Would you transcribe the listing that follows, character for character, and omit its images?

___ Items ___

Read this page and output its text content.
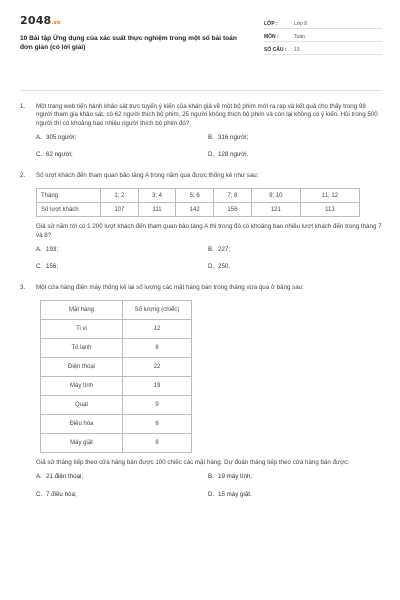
2048.vn
10 Bài tập Ứng dụng của xác suất thực nghiệm trong một số bài toán đơn giản (có lời giải)
LỚP :	Lớp 8
MÔN :	Toán
SỐ CÂU :	10
1.	Một trang web tiến hành khảo sát trực tuyến ý kiến của khán giả về một bộ phim mới ra rạp và kết quả cho thấy trong 98 người tham gia khảo sát, có 62 người thích bộ phim, 25 người không thích bộ phim và còn lại không có ý kiến. Hỏi trong 500 người thì có khoảng bao nhiêu người thích bộ phim đó?
A. 305 người;	B. 316 người;
C. 62 người;	D. 128 người.
2.	Số lượt khách đến tham quan bảo tàng A trong năm qua được thống kê như sau:
Tháng	1; 2	3; 4	5; 6	7; 8	9; 10	11; 12
Số lượt khách	107	111	142	156	121	113
Giả sử năm tới có 1 200 lượt khách đến tham quan bảo tàng A thì trong đó có khoảng bao nhiêu lượt khách đến trong tháng 7 và 8?
A. 193;	B. 227;
C. 156;	D. 250.
3.	Một cửa hàng điện máy thống kê lại số lượng các mặt hàng bán trong tháng vừa qua ở bảng sau:
Mặt hàng	Số lượng (chiếc)
Ti vi	12
Tủ lạnh	8
Điện thoại	22
Máy tính	19
Quạt	9
Điều hòa	6
Máy giặt	8
Giả sử tháng tiếp theo cửa hàng bán được 100 chiếc các mặt hàng. Dự đoán tháng tiếp theo cửa hàng bán được:
A. 21 điện thoại;	B. 19 máy tính;
C. 7 điều hòa;	D. 15 máy giặt.
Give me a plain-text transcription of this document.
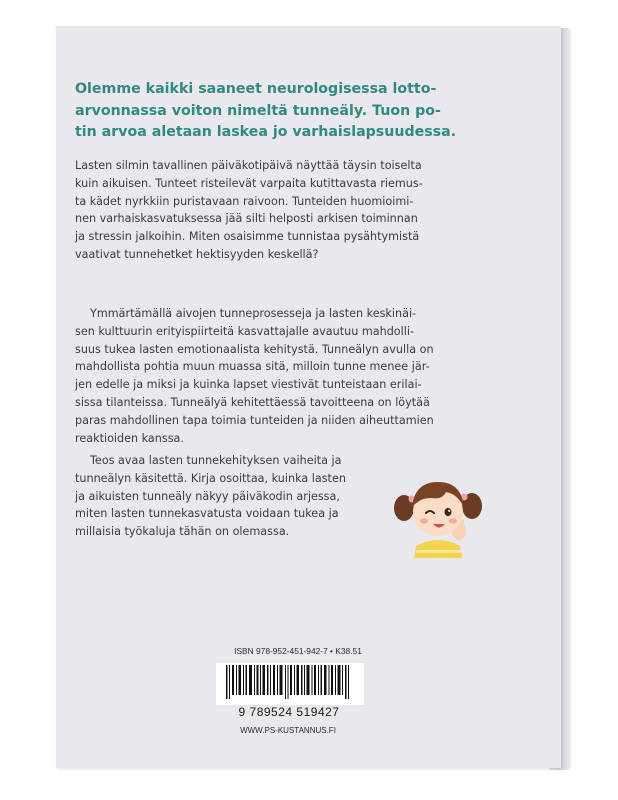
Olemme kaikki saaneet neurologisessa lotto-
arvonnassa voiton nimeltä tunneäly. Tuon po-
tin arvoa aletaan laskea jo varhaislapsuudessa.
Lasten silmin tavallinen päiväkotipäivä näyttää täysin toiselta
kuin aikuisen. Tunteet risteilevät varpaita kutittavasta riemus-
ta kädet nyrkkiin puristavaan raivoon. Tunteiden huomioimi-
nen varhaiskasvatuksessa jää silti helposti arkisen toiminnan
ja stressin jalkoihin. Miten osaisimme tunnistaa pysähtymistä
vaativat tunnehetket hektisyyden keskellä?
Ymmärtämällä aivojen tunneprosesseja ja lasten keskinäi-
sen kulttuurin erityispiirteitä kasvattajalle avautuu mahdolli-
suus tukea lasten emotionaalista kehitystä. Tunneälyn avulla on
mahdollista pohtia muun muassa sitä, milloin tunne menee jär-
jen edelle ja miksi ja kuinka lapset viestivät tunteistaan erilai-
sissa tilanteissa. Tunneälyä kehitettäessä tavoitteena on löytää
paras mahdollinen tapa toimia tunteiden ja niiden aiheuttamien
reaktioiden kanssa.
Teos avaa lasten tunnekehityksen vaiheita ja
tunneälyn käsitettä. Kirja osoittaa, kuinka lasten
ja aikuisten tunneäly näkyy päiväkodin arjessa,
miten lasten tunnekasvatusta voidaan tukea ja
millaisia työkaluja tähän on olemassa.
ISBN 978-952-451-942-7 • K38.51
9 789524 519427
WWW.PS-KUSTANNUS.FI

___

Task result —
Read this page and output its text content.
2048.vn
10 Bài tập Ứng dụng của xác suất thực nghiệm trong một số bài toán đơn giản (có lời giải)
LỚP :	Lớp 8
MÔN :	Toán
SỐ CÂU :	10
1.	Một trang web tiến hành khảo sát trực tuyến ý kiến của khán giả về một bộ phim mới ra rạp và kết quả cho thấy trong 98 người tham gia khảo sát, có 62 người thích bộ phim, 25 người không thích bộ phim và còn lại không có ý kiến. Hỏi trong 500 người thì có khoảng bao nhiêu người thích bộ phim đó?
A. 305 người;	B. 316 người;
C. 62 người;	D. 128 người.
2.	Số lượt khách đến tham quan bảo tàng A trong năm qua được thống kê như sau:
Tháng	1; 2	3; 4	5; 6	7; 8	9; 10	11; 12
Số lượt khách	107	111	142	156	121	113
Giả sử năm tới có 1 200 lượt khách đến tham quan bảo tàng A thì trong đó có khoảng bao nhiêu lượt khách đến trong tháng 7 và 8?
A. 193;	B. 227;
C. 156;	D. 250.
3.	Một cửa hàng điện máy thống kê lại số lượng các mặt hàng bán trong tháng vừa qua ở bảng sau:
Mặt hàng	Số lượng (chiếc)
Ti vi	12
Tủ lạnh	8
Điện thoại	22
Máy tính	19
Quạt	9
Điều hòa	6
Máy giặt	8
Giả sử tháng tiếp theo cửa hàng bán được 100 chiếc các mặt hàng. Dự đoán tháng tiếp theo cửa hàng bán được:
A. 21 điện thoại;	B. 19 máy tính;
C. 7 điều hòa;	D. 15 máy giặt.
Give me a plain-text transcription of this document.
Olemme kaikki saaneet neurologisessa lotto-
arvonnassa voiton nimeltä tunneäly. Tuon po-
tin arvoa aletaan laskea jo varhaislapsuudessa.
Lasten silmin tavallinen päiväkotipäivä näyttää täysin toiselta
kuin aikuisen. Tunteet risteilevät varpaita kutittavasta riemus-
ta kädet nyrkkiin puristavaan raivoon. Tunteiden huomioimi-
nen varhaiskasvatuksessa jää silti helposti arkisen toiminnan
ja stressin jalkoihin. Miten osaisimme tunnistaa pysähtymistä
vaativat tunnehetket hektisyyden keskellä?
Ymmärtämällä aivojen tunneprosesseja ja lasten keskinäi-
sen kulttuurin erityispiirteitä kasvattajalle avautuu mahdolli-
suus tukea lasten emotionaalista kehitystä. Tunneälyn avulla on
mahdollista pohtia muun muassa sitä, milloin tunne menee jär-
jen edelle ja miksi ja kuinka lapset viestivät tunteistaan erilai-
sissa tilanteissa. Tunneälyä kehitettäessä tavoitteena on löytää
paras mahdollinen tapa toimia tunteiden ja niiden aiheuttamien
reaktioiden kanssa.
Teos avaa lasten tunnekehityksen vaiheita ja
tunneälyn käsitettä. Kirja osoittaa, kuinka lasten
ja aikuisten tunneäly näkyy päiväkodin arjessa,
miten lasten tunnekasvatusta voidaan tukea ja
millaisia työkaluja tähän on olemassa.
ISBN 978-952-451-942-7 • K38.51
9 789524 519427
WWW.PS-KUSTANNUS.FI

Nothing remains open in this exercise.